>>
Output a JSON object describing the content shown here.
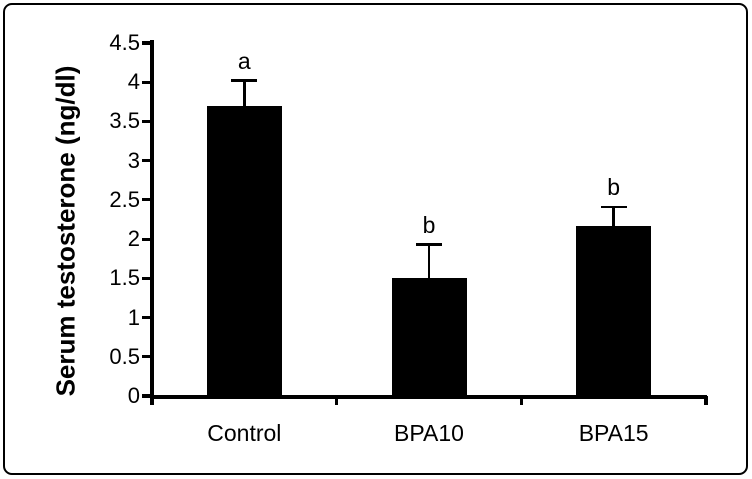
{
  "figure": {
    "background": "#ffffff",
    "frame_color": "#000000"
  },
  "chart_data": {
    "type": "bar",
    "title": "",
    "xlabel": "",
    "ylabel": "Serum testosterone (ng/dl)",
    "categories": [
      "Control",
      "BPA10",
      "BPA15"
    ],
    "values": [
      3.7,
      1.5,
      2.17
    ],
    "error_up": [
      0.32,
      0.43,
      0.24
    ],
    "sig_letters": [
      "a",
      "b",
      "b"
    ],
    "ylim": [
      0,
      4.5
    ],
    "ytick_step": 0.5,
    "ytick_labels": [
      "0",
      "0.5",
      "1",
      "1.5",
      "2",
      "2.5",
      "3",
      "3.5",
      "4",
      "4.5"
    ],
    "bar_color": "#000000",
    "axis_color": "#000000",
    "grid": false,
    "legend": "none"
  }
}
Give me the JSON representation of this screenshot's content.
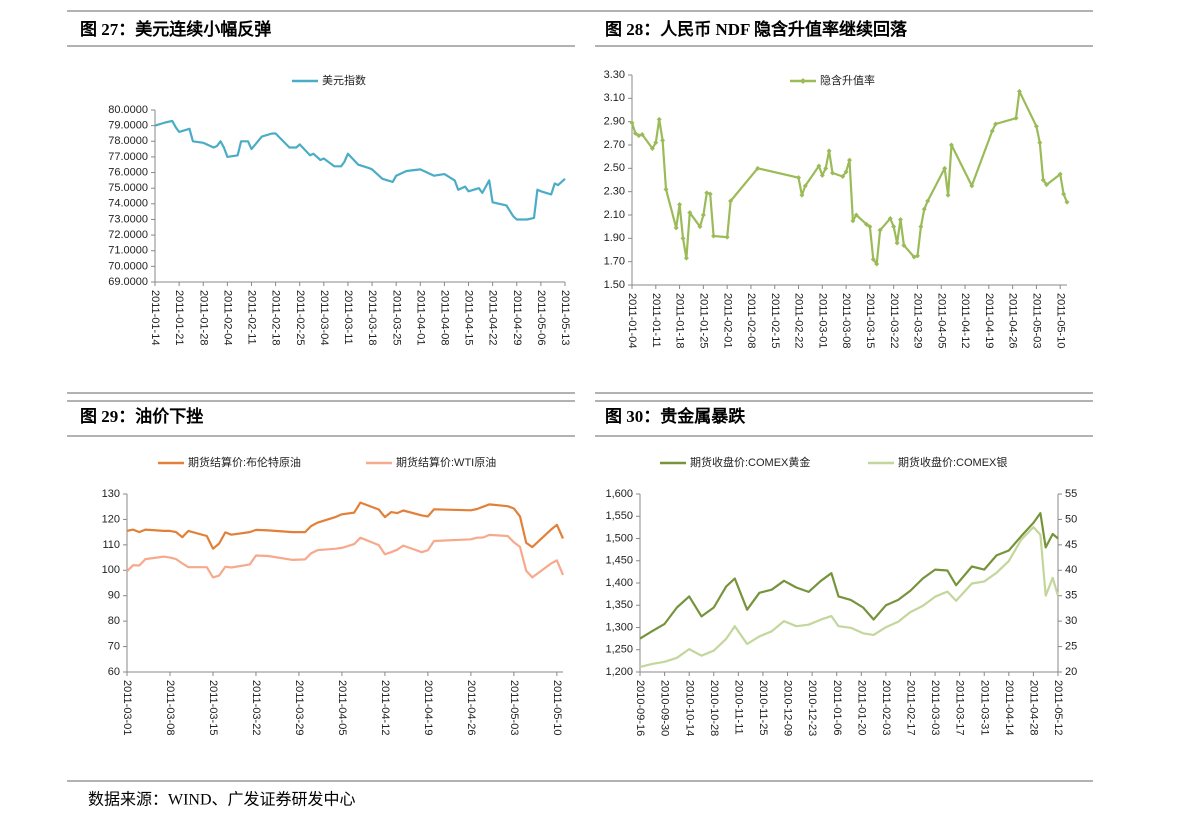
{
  "chart_data": [
    {
      "type": "line",
      "title": "图 27：美元连续小幅反弹",
      "legend": "top",
      "x": [
        "2011-01-14",
        "2011-01-17",
        "2011-01-19",
        "2011-01-20",
        "2011-01-21",
        "2011-01-24",
        "2011-01-25",
        "2011-01-28",
        "2011-01-31",
        "2011-02-01",
        "2011-02-02",
        "2011-02-03",
        "2011-02-04",
        "2011-02-07",
        "2011-02-08",
        "2011-02-10",
        "2011-02-11",
        "2011-02-14",
        "2011-02-17",
        "2011-02-18",
        "2011-02-22",
        "2011-02-24",
        "2011-02-25",
        "2011-02-28",
        "2011-03-01",
        "2011-03-03",
        "2011-03-04",
        "2011-03-07",
        "2011-03-09",
        "2011-03-10",
        "2011-03-11",
        "2011-03-14",
        "2011-03-17",
        "2011-03-18",
        "2011-03-21",
        "2011-03-24",
        "2011-03-25",
        "2011-03-28",
        "2011-04-01",
        "2011-04-04",
        "2011-04-05",
        "2011-04-08",
        "2011-04-11",
        "2011-04-12",
        "2011-04-14",
        "2011-04-15",
        "2011-04-18",
        "2011-04-19",
        "2011-04-20",
        "2011-04-21",
        "2011-04-22",
        "2011-04-26",
        "2011-04-28",
        "2011-04-29",
        "2011-05-02",
        "2011-05-04",
        "2011-05-05",
        "2011-05-06",
        "2011-05-09",
        "2011-05-10",
        "2011-05-11",
        "2011-05-13"
      ],
      "series": [
        {
          "name": "美元指数",
          "color": "#4bacc6",
          "values": [
            79.0,
            79.2,
            79.3,
            78.9,
            78.6,
            78.8,
            78.0,
            77.9,
            77.6,
            77.7,
            78.0,
            77.6,
            77.0,
            77.1,
            78.0,
            78.0,
            77.5,
            78.3,
            78.5,
            78.5,
            77.6,
            77.6,
            77.8,
            77.1,
            77.2,
            76.8,
            76.9,
            76.4,
            76.4,
            76.7,
            77.2,
            76.5,
            76.3,
            76.2,
            75.6,
            75.4,
            75.8,
            76.1,
            76.2,
            75.9,
            75.8,
            75.9,
            75.5,
            74.9,
            75.1,
            74.8,
            75.0,
            74.7,
            75.1,
            75.5,
            74.1,
            73.9,
            73.2,
            73.0,
            73.0,
            73.1,
            74.9,
            74.8,
            74.6,
            75.3,
            75.2,
            75.6
          ]
        }
      ],
      "xlim": [
        "2011-01-14",
        "2011-05-13"
      ],
      "xticks": [
        "2011-01-14",
        "2011-01-21",
        "2011-01-28",
        "2011-02-04",
        "2011-02-11",
        "2011-02-18",
        "2011-02-25",
        "2011-03-04",
        "2011-03-11",
        "2011-03-18",
        "2011-03-25",
        "2011-04-01",
        "2011-04-08",
        "2011-04-15",
        "2011-04-22",
        "2011-04-29",
        "2011-05-06",
        "2011-05-13"
      ],
      "ylim": [
        69,
        80
      ],
      "yticks": [
        {
          "value": 69,
          "label": "69.0000"
        },
        {
          "value": 70,
          "label": "70.0000"
        },
        {
          "value": 71,
          "label": "71.0000"
        },
        {
          "value": 72,
          "label": "72.0000"
        },
        {
          "value": 73,
          "label": "73.0000"
        },
        {
          "value": 74,
          "label": "74.0000"
        },
        {
          "value": 75,
          "label": "75.0000"
        },
        {
          "value": 76,
          "label": "76.0000"
        },
        {
          "value": 77,
          "label": "77.0000"
        },
        {
          "value": 78,
          "label": "78.0000"
        },
        {
          "value": 79,
          "label": "79.0000"
        },
        {
          "value": 80,
          "label": "80.0000"
        }
      ]
    },
    {
      "type": "line",
      "title": "图 28：人民币 NDF 隐含升值率继续回落",
      "legend": "top",
      "marker": "diamond",
      "x": [
        "2011-01-04",
        "2011-01-05",
        "2011-01-06",
        "2011-01-07",
        "2011-01-10",
        "2011-01-11",
        "2011-01-12",
        "2011-01-13",
        "2011-01-14",
        "2011-01-17",
        "2011-01-18",
        "2011-01-19",
        "2011-01-20",
        "2011-01-21",
        "2011-01-24",
        "2011-01-25",
        "2011-01-26",
        "2011-01-27",
        "2011-01-28",
        "2011-02-01",
        "2011-02-02",
        "2011-02-10",
        "2011-02-22",
        "2011-02-23",
        "2011-02-24",
        "2011-02-28",
        "2011-03-01",
        "2011-03-02",
        "2011-03-03",
        "2011-03-04",
        "2011-03-07",
        "2011-03-08",
        "2011-03-09",
        "2011-03-10",
        "2011-03-11",
        "2011-03-14",
        "2011-03-15",
        "2011-03-16",
        "2011-03-17",
        "2011-03-18",
        "2011-03-21",
        "2011-03-22",
        "2011-03-23",
        "2011-03-24",
        "2011-03-25",
        "2011-03-28",
        "2011-03-29",
        "2011-03-30",
        "2011-03-31",
        "2011-04-01",
        "2011-04-06",
        "2011-04-07",
        "2011-04-08",
        "2011-04-14",
        "2011-04-20",
        "2011-04-21",
        "2011-04-27",
        "2011-04-28",
        "2011-05-03",
        "2011-05-04",
        "2011-05-05",
        "2011-05-06",
        "2011-05-10",
        "2011-05-11",
        "2011-05-12"
      ],
      "series": [
        {
          "name": "隐含升值率",
          "color": "#9bbb59",
          "values": [
            2.89,
            2.8,
            2.78,
            2.79,
            2.67,
            2.72,
            2.92,
            2.74,
            2.32,
            1.99,
            2.19,
            1.9,
            1.73,
            2.12,
            2.0,
            2.1,
            2.29,
            2.28,
            1.92,
            1.91,
            2.22,
            2.5,
            2.42,
            2.27,
            2.35,
            2.52,
            2.44,
            2.5,
            2.65,
            2.46,
            2.43,
            2.47,
            2.57,
            2.05,
            2.1,
            2.02,
            2.0,
            1.72,
            1.68,
            1.97,
            2.07,
            2.0,
            1.86,
            2.06,
            1.84,
            1.74,
            1.75,
            2.0,
            2.15,
            2.22,
            2.5,
            2.27,
            2.7,
            2.35,
            2.82,
            2.88,
            2.93,
            3.16,
            2.86,
            2.72,
            2.4,
            2.36,
            2.45,
            2.28,
            2.21
          ]
        }
      ],
      "xlim": [
        "2011-01-04",
        "2011-05-12"
      ],
      "xticks": [
        "2011-01-04",
        "2011-01-11",
        "2011-01-18",
        "2011-01-25",
        "2011-02-01",
        "2011-02-08",
        "2011-02-15",
        "2011-02-22",
        "2011-03-01",
        "2011-03-08",
        "2011-03-15",
        "2011-03-22",
        "2011-03-29",
        "2011-04-05",
        "2011-04-12",
        "2011-04-19",
        "2011-04-26",
        "2011-05-03",
        "2011-05-10"
      ],
      "ylim": [
        1.5,
        3.3
      ],
      "yticks": [
        {
          "value": 1.5,
          "label": "1.50"
        },
        {
          "value": 1.7,
          "label": "1.70"
        },
        {
          "value": 1.9,
          "label": "1.90"
        },
        {
          "value": 2.1,
          "label": "2.10"
        },
        {
          "value": 2.3,
          "label": "2.30"
        },
        {
          "value": 2.5,
          "label": "2.50"
        },
        {
          "value": 2.7,
          "label": "2.70"
        },
        {
          "value": 2.9,
          "label": "2.90"
        },
        {
          "value": 3.1,
          "label": "3.10"
        },
        {
          "value": 3.3,
          "label": "3.30"
        }
      ]
    },
    {
      "type": "line",
      "title": "图 29：油价下挫",
      "legend": "top",
      "x": [
        "2011-03-01",
        "2011-03-02",
        "2011-03-03",
        "2011-03-04",
        "2011-03-07",
        "2011-03-08",
        "2011-03-09",
        "2011-03-10",
        "2011-03-11",
        "2011-03-14",
        "2011-03-15",
        "2011-03-16",
        "2011-03-17",
        "2011-03-18",
        "2011-03-21",
        "2011-03-22",
        "2011-03-24",
        "2011-03-28",
        "2011-03-30",
        "2011-03-31",
        "2011-04-01",
        "2011-04-04",
        "2011-04-05",
        "2011-04-07",
        "2011-04-08",
        "2011-04-11",
        "2011-04-12",
        "2011-04-13",
        "2011-04-14",
        "2011-04-15",
        "2011-04-18",
        "2011-04-19",
        "2011-04-20",
        "2011-04-26",
        "2011-04-27",
        "2011-04-28",
        "2011-04-29",
        "2011-05-02",
        "2011-05-03",
        "2011-05-04",
        "2011-05-05",
        "2011-05-06",
        "2011-05-09",
        "2011-05-10",
        "2011-05-11"
      ],
      "series": [
        {
          "name": "期货结算价:布伦特原油",
          "color": "#e2803a",
          "values": [
            115.5,
            116,
            115,
            116,
            115.5,
            115.5,
            115,
            113,
            115.5,
            113.5,
            108.5,
            110.5,
            114.9,
            114,
            115,
            115.9,
            115.7,
            115,
            115,
            117.4,
            118.7,
            121,
            122,
            122.7,
            126.6,
            123.9,
            120.9,
            122.9,
            122.5,
            123.5,
            121.6,
            121.2,
            124,
            123.6,
            124.1,
            125,
            125.9,
            125.2,
            124.3,
            121.2,
            110.8,
            109.1,
            115.9,
            117.9,
            112.5
          ]
        },
        {
          "name": "期货结算价:WTI原油",
          "color": "#f7a98c",
          "values": [
            99.6,
            102,
            101.9,
            104.4,
            105.4,
            105,
            104.4,
            102.7,
            101.2,
            101.2,
            97.2,
            97.9,
            101.4,
            101.1,
            102.3,
            105.8,
            105.6,
            104.1,
            104.3,
            106.7,
            107.9,
            108.5,
            108.8,
            110.3,
            112.8,
            109.9,
            106.3,
            107.1,
            108.1,
            109.7,
            107.1,
            107.9,
            111.5,
            112.2,
            112.8,
            112.9,
            113.9,
            113.5,
            111,
            109.2,
            99.8,
            97.2,
            102.6,
            103.9,
            98.2
          ]
        }
      ],
      "xlim": [
        "2011-03-01",
        "2011-05-11"
      ],
      "xticks": [
        "2011-03-01",
        "2011-03-08",
        "2011-03-15",
        "2011-03-22",
        "2011-03-29",
        "2011-04-05",
        "2011-04-12",
        "2011-04-19",
        "2011-04-26",
        "2011-05-03",
        "2011-05-10"
      ],
      "ylim": [
        60,
        130
      ],
      "yticks": [
        60,
        70,
        80,
        90,
        100,
        110,
        120,
        130
      ]
    },
    {
      "type": "line",
      "title": "图 30：贵金属暴跌",
      "legend": "top",
      "x": [
        "2010-09-16",
        "2010-09-23",
        "2010-09-30",
        "2010-10-07",
        "2010-10-14",
        "2010-10-21",
        "2010-10-28",
        "2010-11-04",
        "2010-11-09",
        "2010-11-16",
        "2010-11-23",
        "2010-11-30",
        "2010-12-07",
        "2010-12-14",
        "2010-12-21",
        "2010-12-28",
        "2011-01-03",
        "2011-01-07",
        "2011-01-14",
        "2011-01-21",
        "2011-01-27",
        "2011-02-03",
        "2011-02-10",
        "2011-02-17",
        "2011-02-24",
        "2011-03-03",
        "2011-03-10",
        "2011-03-15",
        "2011-03-24",
        "2011-03-31",
        "2011-04-07",
        "2011-04-14",
        "2011-04-21",
        "2011-04-28",
        "2011-05-02",
        "2011-05-05",
        "2011-05-09",
        "2011-05-12"
      ],
      "series": [
        {
          "name": "期货收盘价:COMEX黄金",
          "color": "#77933c",
          "values": [
            1275,
            1292,
            1308,
            1345,
            1370,
            1325,
            1345,
            1392,
            1410,
            1340,
            1378,
            1385,
            1405,
            1390,
            1380,
            1405,
            1422,
            1370,
            1362,
            1345,
            1318,
            1350,
            1362,
            1383,
            1410,
            1430,
            1428,
            1395,
            1437,
            1430,
            1462,
            1473,
            1505,
            1535,
            1557,
            1480,
            1510,
            1500
          ]
        },
        {
          "name": "期货收盘价:COMEX银",
          "color": "#c3d69b",
          "axis": "y2",
          "values": [
            21.0,
            21.6,
            22.0,
            22.8,
            24.5,
            23.2,
            24.2,
            26.5,
            29.0,
            25.5,
            27.0,
            28.0,
            30.0,
            29.0,
            29.3,
            30.3,
            31.0,
            29.0,
            28.7,
            27.6,
            27.3,
            28.8,
            29.9,
            31.8,
            33.0,
            34.8,
            35.8,
            34.0,
            37.4,
            37.8,
            39.5,
            41.8,
            46.0,
            48.5,
            47.0,
            35.0,
            38.5,
            35.0
          ]
        }
      ],
      "xlim": [
        "2010-09-16",
        "2011-05-12"
      ],
      "xticks": [
        "2010-09-16",
        "2010-09-30",
        "2010-10-14",
        "2010-10-28",
        "2010-11-11",
        "2010-11-25",
        "2010-12-09",
        "2010-12-23",
        "2011-01-06",
        "2011-01-20",
        "2011-02-03",
        "2011-02-17",
        "2011-03-03",
        "2011-03-17",
        "2011-03-31",
        "2011-04-14",
        "2011-04-28",
        "2011-05-12"
      ],
      "ylim": [
        1200,
        1600
      ],
      "yticks": [
        {
          "value": 1200,
          "label": "1,200"
        },
        {
          "value": 1250,
          "label": "1,250"
        },
        {
          "value": 1300,
          "label": "1,300"
        },
        {
          "value": 1350,
          "label": "1,350"
        },
        {
          "value": 1400,
          "label": "1,400"
        },
        {
          "value": 1450,
          "label": "1,450"
        },
        {
          "value": 1500,
          "label": "1,500"
        },
        {
          "value": 1550,
          "label": "1,550"
        },
        {
          "value": 1600,
          "label": "1,600"
        }
      ],
      "y2lim": [
        20,
        55
      ],
      "y2ticks": [
        20,
        25,
        30,
        35,
        40,
        45,
        50,
        55
      ]
    }
  ],
  "source": "数据来源：WIND、广发证券研发中心"
}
<<
What to work on ->
Give the number of lines containing the word "name". No other answer is needed.

Result ->
6